* [Stated task] Do not carry the pictures over; copy every other part of the entries exactly.

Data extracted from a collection
___
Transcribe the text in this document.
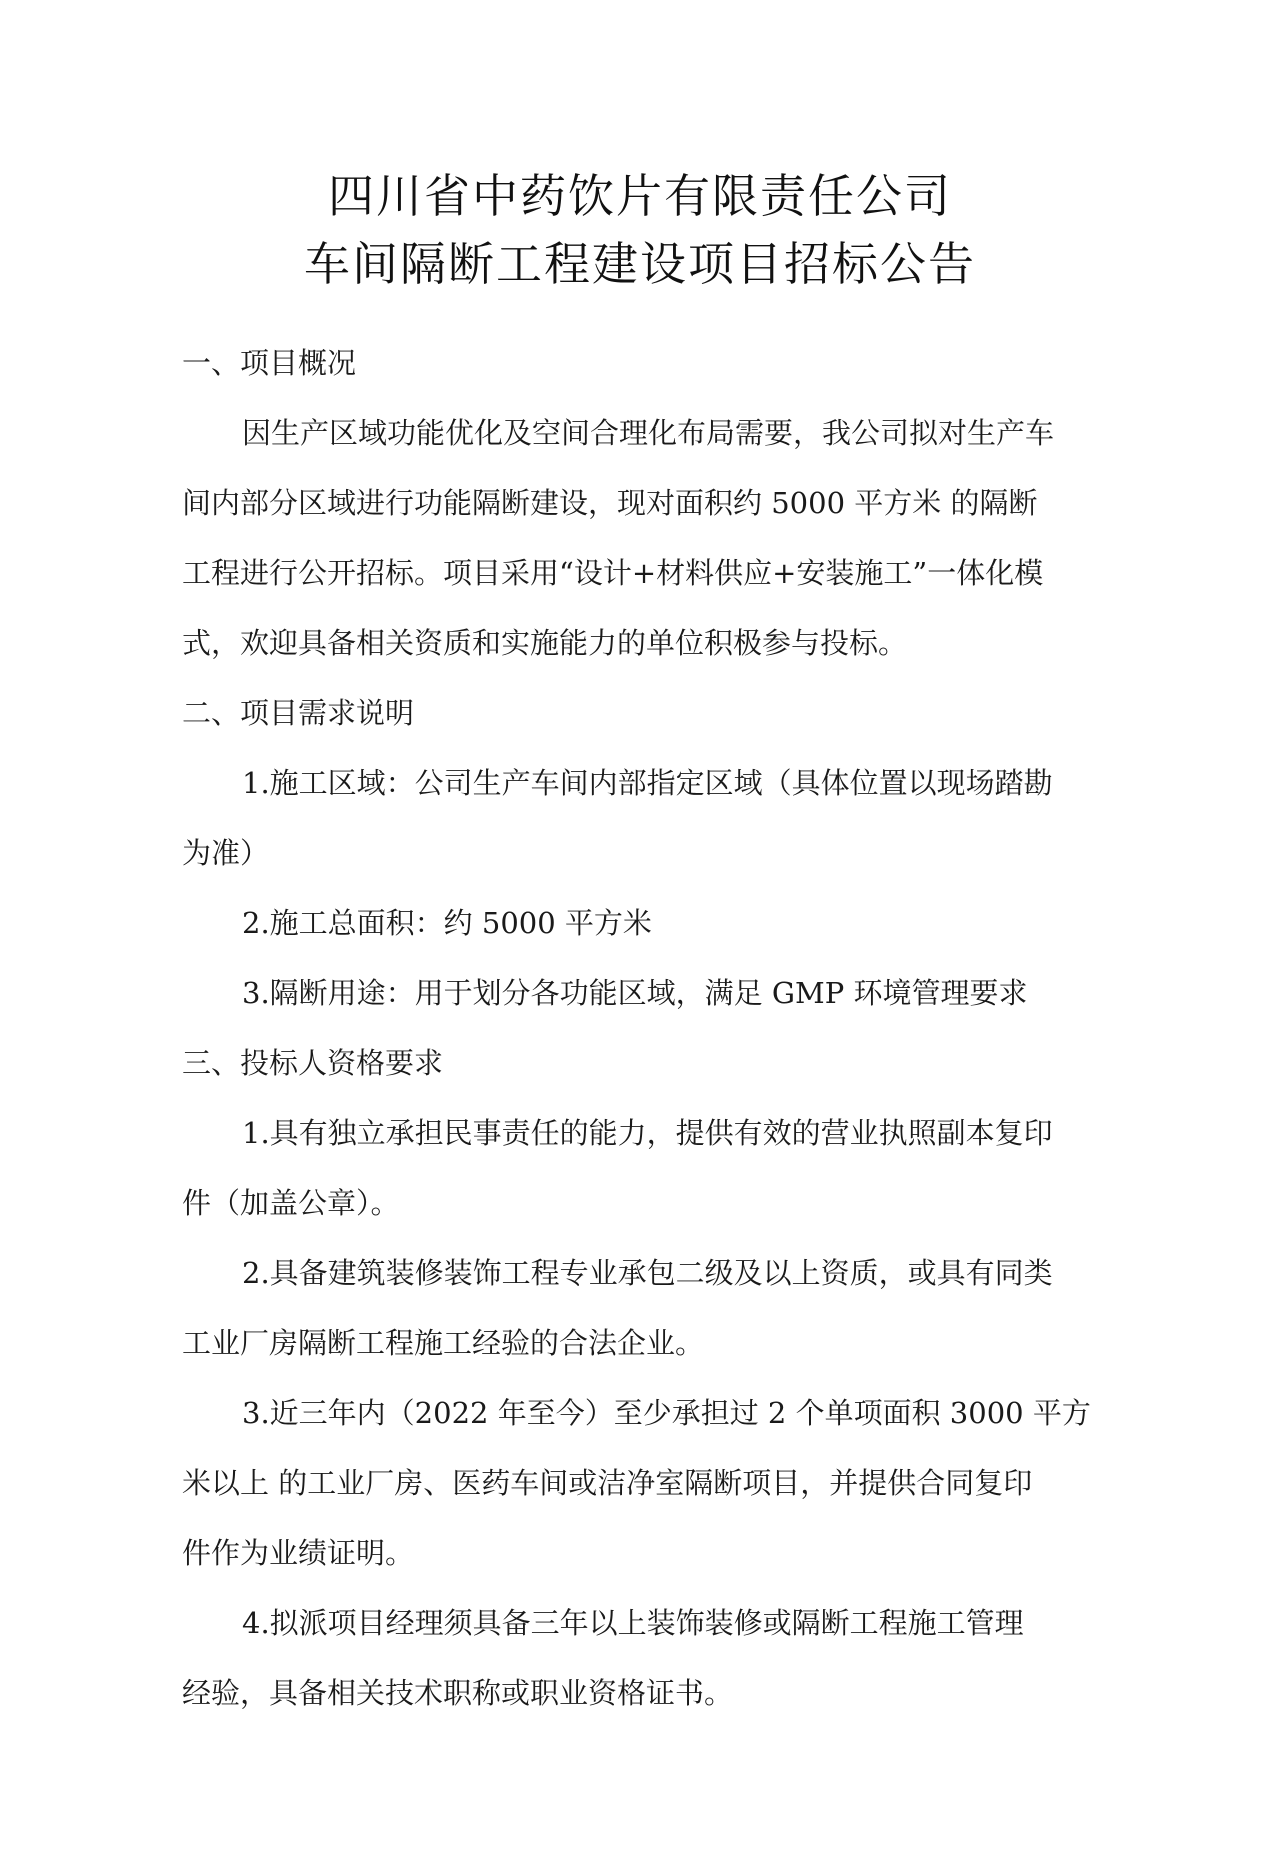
四川省中药饮片有限责任公司
车间隔断工程建设项目招标公告
一、项目概况
因生产区域功能优化及空间合理化布局需要，我公司拟对生产车
间内部分区域进行功能隔断建设，现对面积约 5000 平方米 的隔断
工程进行公开招标。项目采用“设计+材料供应+安装施工”一体化模
式，欢迎具备相关资质和实施能力的单位积极参与投标。
二、项目需求说明
1.施工区域：公司生产车间内部指定区域（具体位置以现场踏勘
为准）
2.施工总面积：约 5000 平方米
3.隔断用途：用于划分各功能区域，满足 GMP 环境管理要求
三、投标人资格要求
1.具有独立承担民事责任的能力，提供有效的营业执照副本复印
件（加盖公章）。
2.具备建筑装修装饰工程专业承包二级及以上资质，或具有同类
工业厂房隔断工程施工经验的合法企业。
3.近三年内（2022 年至今）至少承担过 2 个单项面积 3000 平方
米以上 的工业厂房、医药车间或洁净室隔断项目，并提供合同复印
件作为业绩证明。
4.拟派项目经理须具备三年以上装饰装修或隔断工程施工管理
经验，具备相关技术职称或职业资格证书。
___
* [Response]
Transcribe the text in this document.
四川省中药饮片有限责任公司
车间隔断工程建设项目招标公告
一、项目概况
因生产区域功能优化及空间合理化布局需要，我公司拟对生产车
间内部分区域进行功能隔断建设，现对面积约 5000 平方米 的隔断
工程进行公开招标。项目采用“设计+材料供应+安装施工”一体化模
式，欢迎具备相关资质和实施能力的单位积极参与投标。
二、项目需求说明
1.施工区域：公司生产车间内部指定区域（具体位置以现场踏勘
为准）
2.施工总面积：约 5000 平方米
3.隔断用途：用于划分各功能区域，满足 GMP 环境管理要求
三、投标人资格要求
1.具有独立承担民事责任的能力，提供有效的营业执照副本复印
件（加盖公章）。
2.具备建筑装修装饰工程专业承包二级及以上资质，或具有同类
工业厂房隔断工程施工经验的合法企业。
3.近三年内（2022 年至今）至少承担过 2 个单项面积 3000 平方
米以上 的工业厂房、医药车间或洁净室隔断项目，并提供合同复印
件作为业绩证明。
4.拟派项目经理须具备三年以上装饰装修或隔断工程施工管理
经验，具备相关技术职称或职业资格证书。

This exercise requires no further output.